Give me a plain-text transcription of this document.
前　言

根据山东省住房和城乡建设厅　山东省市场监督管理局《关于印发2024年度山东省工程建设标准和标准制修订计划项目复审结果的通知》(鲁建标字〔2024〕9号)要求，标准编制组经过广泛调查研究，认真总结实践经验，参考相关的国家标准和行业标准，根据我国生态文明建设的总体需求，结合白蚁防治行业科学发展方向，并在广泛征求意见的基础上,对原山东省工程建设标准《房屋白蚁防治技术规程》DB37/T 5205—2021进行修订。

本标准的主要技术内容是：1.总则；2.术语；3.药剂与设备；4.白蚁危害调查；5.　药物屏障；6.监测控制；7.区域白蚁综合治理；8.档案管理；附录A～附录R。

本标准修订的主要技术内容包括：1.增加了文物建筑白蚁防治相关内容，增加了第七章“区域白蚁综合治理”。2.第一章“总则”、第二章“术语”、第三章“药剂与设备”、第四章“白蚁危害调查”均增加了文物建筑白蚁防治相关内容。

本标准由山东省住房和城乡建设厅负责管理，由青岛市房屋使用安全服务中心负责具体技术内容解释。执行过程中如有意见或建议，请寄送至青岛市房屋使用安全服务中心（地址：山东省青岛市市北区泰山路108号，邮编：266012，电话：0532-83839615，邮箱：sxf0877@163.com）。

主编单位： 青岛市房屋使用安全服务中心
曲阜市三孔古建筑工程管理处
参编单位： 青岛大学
###
### REQUIRED TASK
Quote the material exactly, leaving nothing out.

### REPLY TO THE TASK
Give me a plain-text transcription of this document.
前　言

根据山东省住房和城乡建设厅　山东省市场监督管理局《关于印发2024年度山东省工程建设标准和标准制修订计划项目复审结果的通知》(鲁建标字〔2024〕9号)要求，标准编制组经过广泛调查研究，认真总结实践经验，参考相关的国家标准和行业标准，根据我国生态文明建设的总体需求，结合白蚁防治行业科学发展方向，并在广泛征求意见的基础上,对原山东省工程建设标准《房屋白蚁防治技术规程》DB37/T 5205—2021进行修订。

本标准的主要技术内容是：1.总则；2.术语；3.药剂与设备；4.白蚁危害调查；5.　药物屏障；6.监测控制；7.区域白蚁综合治理；8.档案管理；附录A～附录R。

本标准修订的主要技术内容包括：1.增加了文物建筑白蚁防治相关内容，增加了第七章“区域白蚁综合治理”。2.第一章“总则”、第二章“术语”、第三章“药剂与设备”、第四章“白蚁危害调查”均增加了文物建筑白蚁防治相关内容。

本标准由山东省住房和城乡建设厅负责管理，由青岛市房屋使用安全服务中心负责具体技术内容解释。执行过程中如有意见或建议，请寄送至青岛市房屋使用安全服务中心（地址：山东省青岛市市北区泰山路108号，邮编：266012，电话：0532-83839615，邮箱：sxf0877@163.com）。

主编单位： 青岛市房屋使用安全服务中心
曲阜市三孔古建筑工程管理处
参编单位： 青岛大学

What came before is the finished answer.